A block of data

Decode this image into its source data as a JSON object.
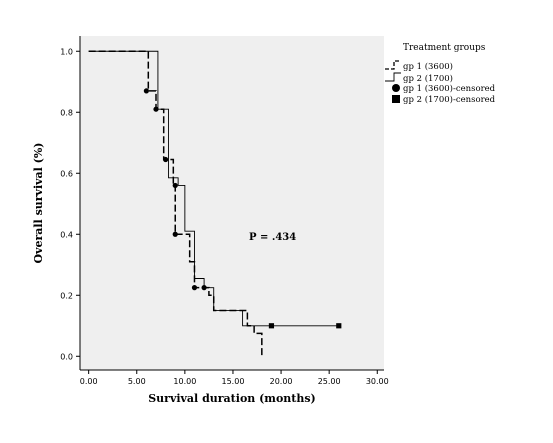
{
  "chart_data": {
    "type": "line",
    "subtype": "kaplan-meier-step",
    "xlabel": "Survival duration (months)",
    "ylabel": "Overall survival (%)",
    "xlim": [
      0,
      30
    ],
    "ylim": [
      0,
      1.0
    ],
    "x_ticks": [
      "0.00",
      "5.00",
      "10.00",
      "15.00",
      "20.00",
      "25.00",
      "30.00"
    ],
    "y_ticks": [
      "0.0",
      "0.2",
      "0.4",
      "0.6",
      "0.8",
      "1.0"
    ],
    "grid": false,
    "background": "#efefef",
    "annotation": "P = .434",
    "legend_title": "Treatment groups",
    "legend_placement": "right",
    "legend": [
      {
        "label": "gp 1 (3600)",
        "symbol": "dashed-step"
      },
      {
        "label": "gp 2 (1700)",
        "symbol": "solid-step"
      },
      {
        "label": "gp 1 (3600)-censored",
        "symbol": "circle"
      },
      {
        "label": "gp 2 (1700)-censored",
        "symbol": "square"
      }
    ],
    "series": [
      {
        "name": "gp 1 (3600)",
        "style": "dashed",
        "steps": [
          [
            0,
            1.0
          ],
          [
            6.2,
            0.87
          ],
          [
            7.0,
            0.81
          ],
          [
            7.8,
            0.645
          ],
          [
            8.8,
            0.56
          ],
          [
            9.0,
            0.4
          ],
          [
            10.5,
            0.31
          ],
          [
            11.0,
            0.225
          ],
          [
            12.5,
            0.2
          ],
          [
            13.0,
            0.15
          ],
          [
            16.5,
            0.1
          ],
          [
            17.2,
            0.075
          ],
          [
            18.0,
            0.0
          ]
        ],
        "censored": [
          [
            6.0,
            0.87
          ],
          [
            7.0,
            0.81
          ],
          [
            8.0,
            0.645
          ],
          [
            9.0,
            0.56
          ],
          [
            9.0,
            0.4
          ],
          [
            11.0,
            0.225
          ],
          [
            12.0,
            0.225
          ]
        ]
      },
      {
        "name": "gp 2 (1700)",
        "style": "solid",
        "steps": [
          [
            0,
            1.0
          ],
          [
            7.2,
            0.81
          ],
          [
            8.3,
            0.585
          ],
          [
            9.3,
            0.56
          ],
          [
            10.0,
            0.41
          ],
          [
            11.0,
            0.255
          ],
          [
            12.0,
            0.225
          ],
          [
            13.0,
            0.15
          ],
          [
            15.0,
            0.15
          ],
          [
            16.0,
            0.1
          ],
          [
            26.0,
            0.1
          ]
        ],
        "censored": [
          [
            19.0,
            0.1
          ],
          [
            26.0,
            0.1
          ]
        ]
      }
    ]
  }
}
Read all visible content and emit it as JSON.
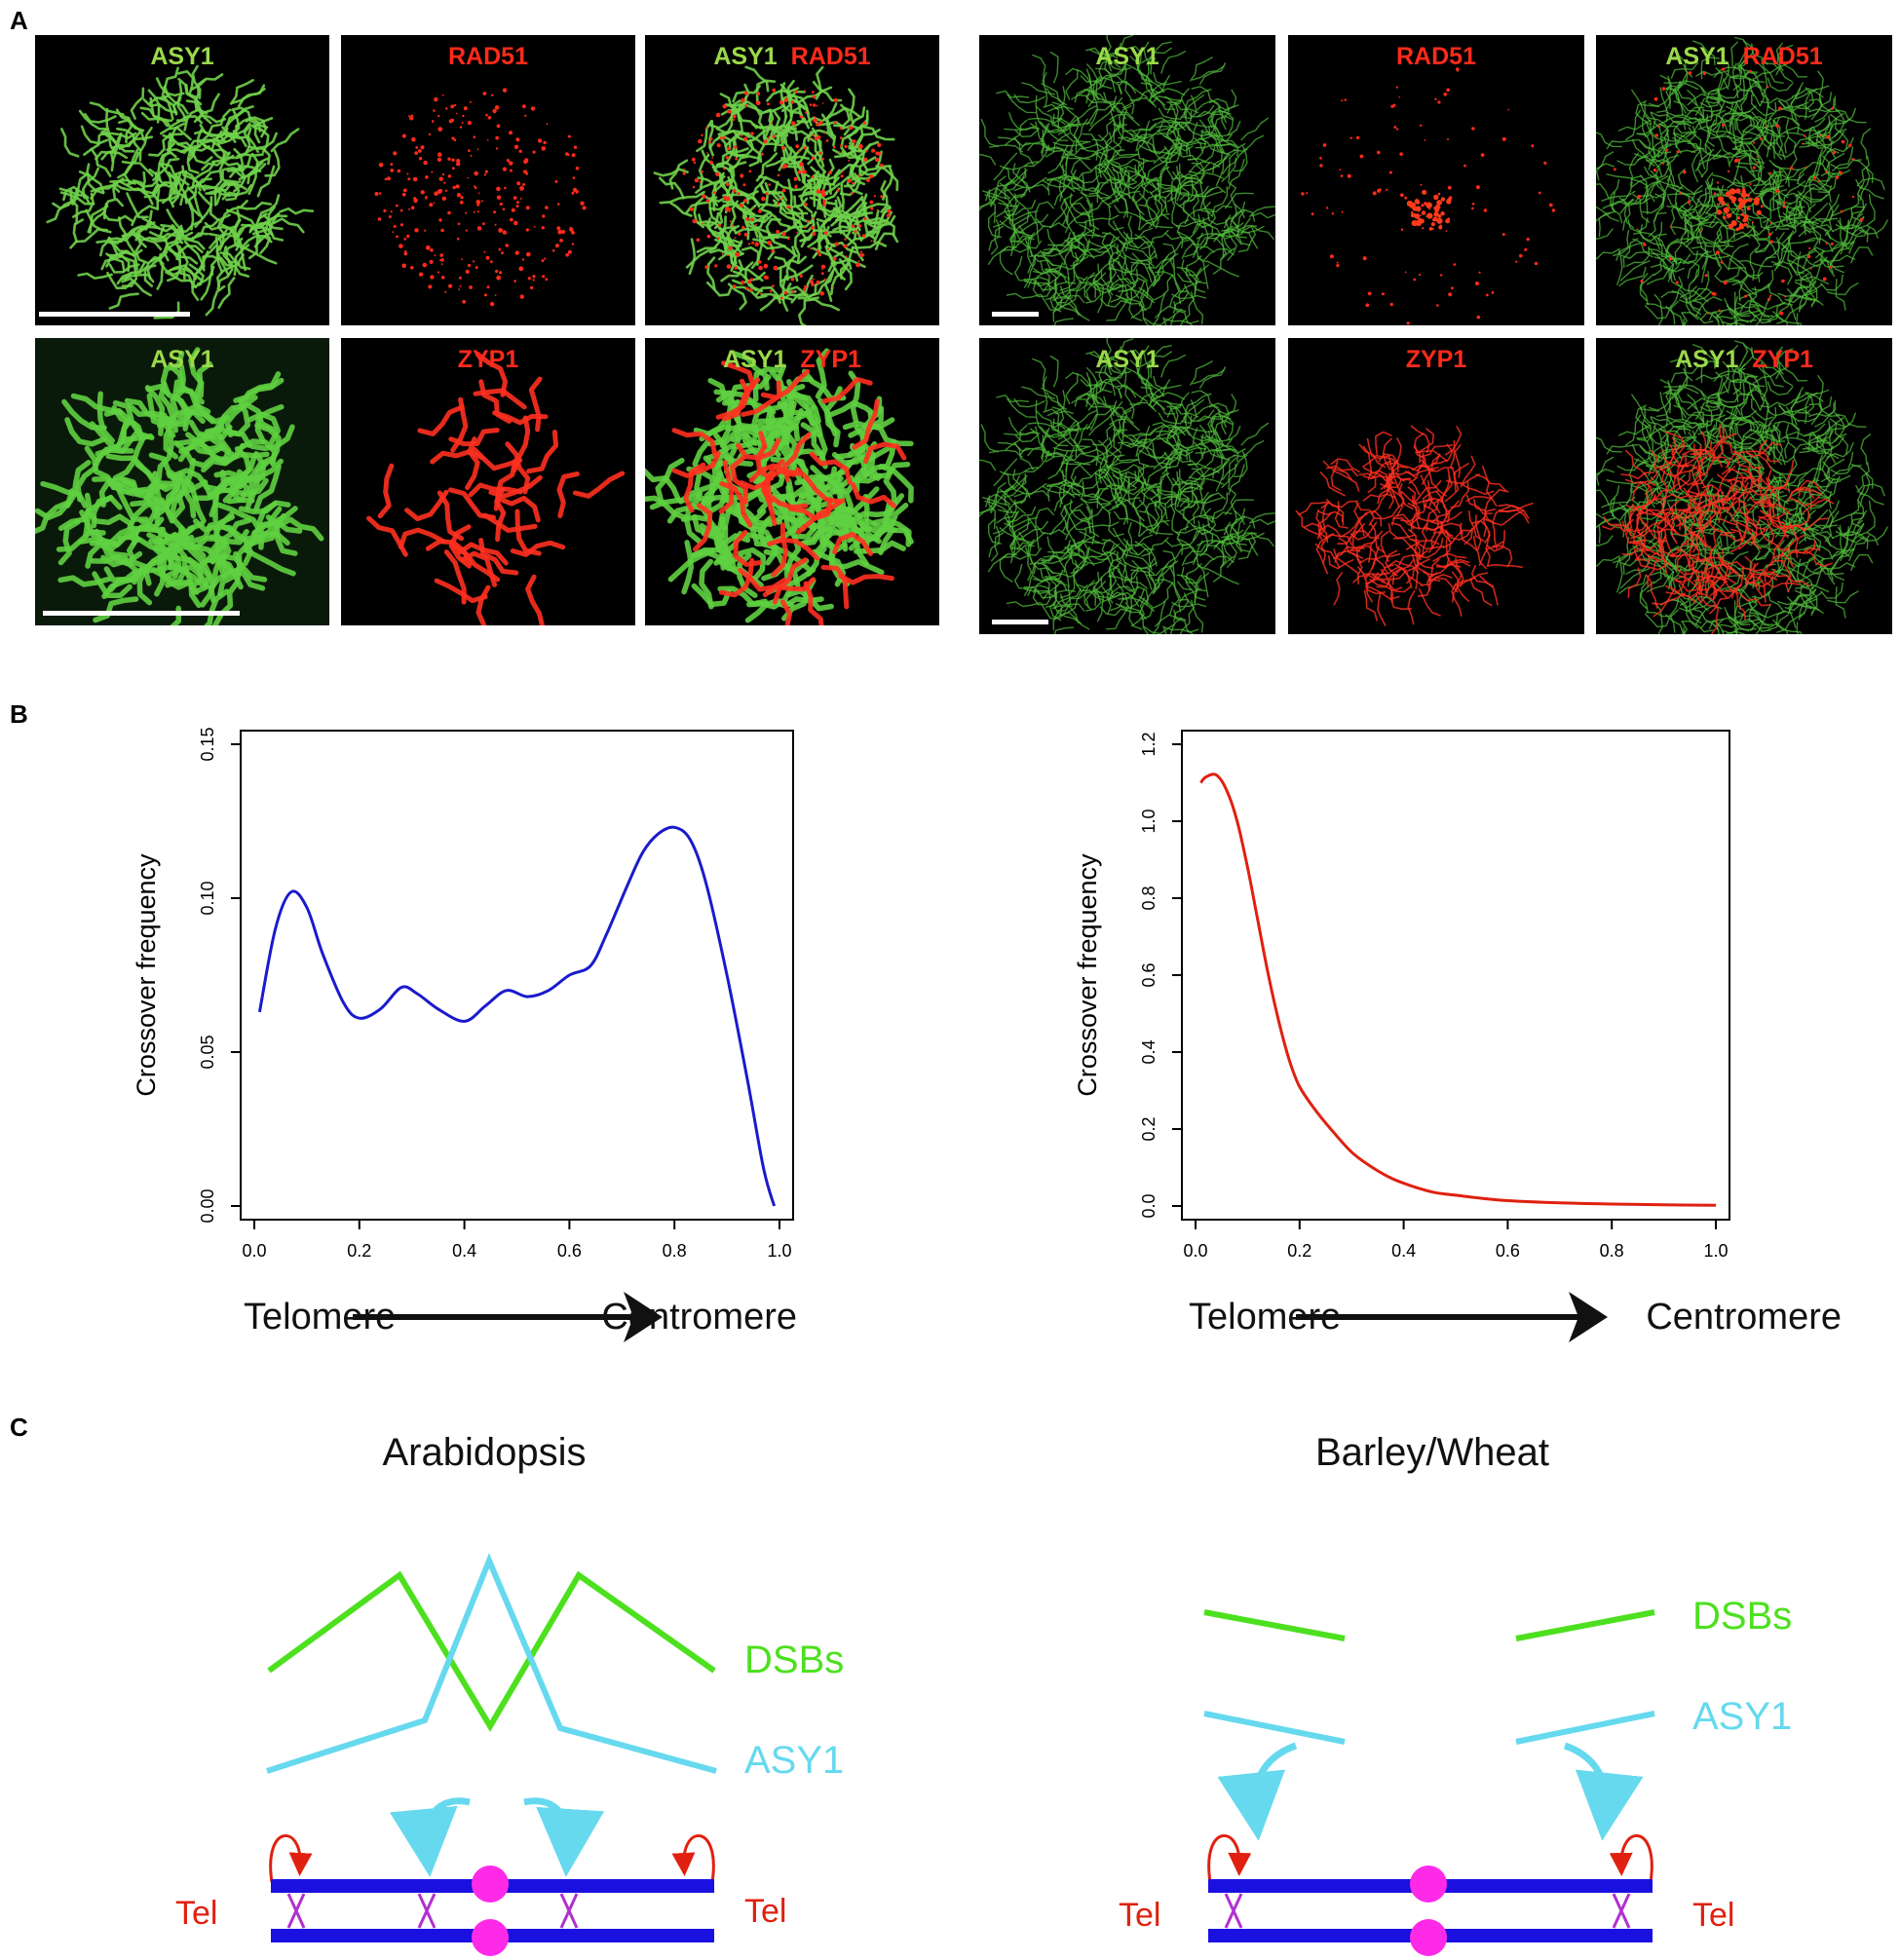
{
  "panel_labels": {
    "a": "A",
    "b": "B",
    "c": "C"
  },
  "micrographs": {
    "left_top": [
      {
        "label_green": "ASY1",
        "label_red": ""
      },
      {
        "label_green": "",
        "label_red": "RAD51"
      },
      {
        "label_green": "ASY1",
        "label_red": "RAD51"
      }
    ],
    "left_bottom": [
      {
        "label_green": "ASY1",
        "label_red": ""
      },
      {
        "label_green": "",
        "label_red": "ZYP1"
      },
      {
        "label_green": "ASY1",
        "label_red": "ZYP1"
      }
    ],
    "right_top": [
      {
        "label_green": "ASY1",
        "label_red": ""
      },
      {
        "label_green": "",
        "label_red": "RAD51"
      },
      {
        "label_green": "ASY1",
        "label_red": "RAD51"
      }
    ],
    "right_bottom": [
      {
        "label_green": "ASY1",
        "label_red": ""
      },
      {
        "label_green": "",
        "label_red": "ZYP1"
      },
      {
        "label_green": "ASY1",
        "label_red": "ZYP1"
      }
    ]
  },
  "chart_data": [
    {
      "type": "line",
      "ylabel": "Crossover frequency",
      "xlim": [
        0,
        1
      ],
      "ylim": [
        0,
        0.15
      ],
      "xticks": [
        "0.0",
        "0.2",
        "0.4",
        "0.6",
        "0.8",
        "1.0"
      ],
      "yticks": [
        "0.00",
        "0.05",
        "0.10",
        "0.15"
      ],
      "grid": false,
      "color": "#1a1acc",
      "x": [
        0.01,
        0.04,
        0.07,
        0.1,
        0.13,
        0.17,
        0.2,
        0.24,
        0.28,
        0.31,
        0.35,
        0.4,
        0.44,
        0.48,
        0.52,
        0.56,
        0.6,
        0.64,
        0.67,
        0.71,
        0.74,
        0.77,
        0.8,
        0.83,
        0.86,
        0.9,
        0.94,
        0.97,
        0.99
      ],
      "y": [
        0.063,
        0.09,
        0.102,
        0.097,
        0.082,
        0.066,
        0.061,
        0.064,
        0.071,
        0.069,
        0.064,
        0.06,
        0.065,
        0.07,
        0.068,
        0.07,
        0.075,
        0.078,
        0.088,
        0.104,
        0.115,
        0.121,
        0.123,
        0.119,
        0.105,
        0.075,
        0.04,
        0.012,
        0.0
      ],
      "axis_caption_left": "Telomere",
      "axis_caption_right": "Centromere"
    },
    {
      "type": "line",
      "ylabel": "Crossover frequency",
      "xlim": [
        0,
        1
      ],
      "ylim": [
        0,
        1.2
      ],
      "xticks": [
        "0.0",
        "0.2",
        "0.4",
        "0.6",
        "0.8",
        "1.0"
      ],
      "yticks": [
        "0.0",
        "0.2",
        "0.4",
        "0.6",
        "0.8",
        "1.0",
        "1.2"
      ],
      "grid": false,
      "color": "#e02010",
      "x": [
        0.01,
        0.02,
        0.04,
        0.06,
        0.08,
        0.1,
        0.12,
        0.14,
        0.16,
        0.18,
        0.2,
        0.23,
        0.26,
        0.3,
        0.34,
        0.38,
        0.42,
        0.46,
        0.5,
        0.55,
        0.6,
        0.7,
        0.8,
        0.9,
        1.0
      ],
      "y": [
        1.1,
        1.115,
        1.12,
        1.08,
        1.0,
        0.88,
        0.74,
        0.6,
        0.48,
        0.38,
        0.31,
        0.25,
        0.2,
        0.14,
        0.1,
        0.07,
        0.05,
        0.035,
        0.028,
        0.02,
        0.014,
        0.008,
        0.005,
        0.003,
        0.002
      ],
      "axis_caption_left": "Telomere",
      "axis_caption_right": "Centromere"
    }
  ],
  "diagrams": {
    "left": {
      "title": "Arabidopsis",
      "dsb_label": "DSBs",
      "asy1_label": "ASY1",
      "tel_left": "Tel",
      "tel_right": "Tel"
    },
    "right": {
      "title": "Barley/Wheat",
      "dsb_label": "DSBs",
      "asy1_label": "ASY1",
      "tel_left": "Tel",
      "tel_right": "Tel"
    },
    "colors": {
      "dsb": "#4de01f",
      "asy1": "#66d9ee",
      "chromosome": "#1a10e0",
      "centromere": "#ff2ae8",
      "crossover": "#b030d0",
      "arc": "#e02010",
      "tel": "#e02010"
    }
  }
}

• [Given problem] In the records above, collect each line with "symbol".

• [Problem solution]
        "symbol": "dashed-step"
        "symbol": "solid-step"
        "symbol": "circle"
        "symbol": "square"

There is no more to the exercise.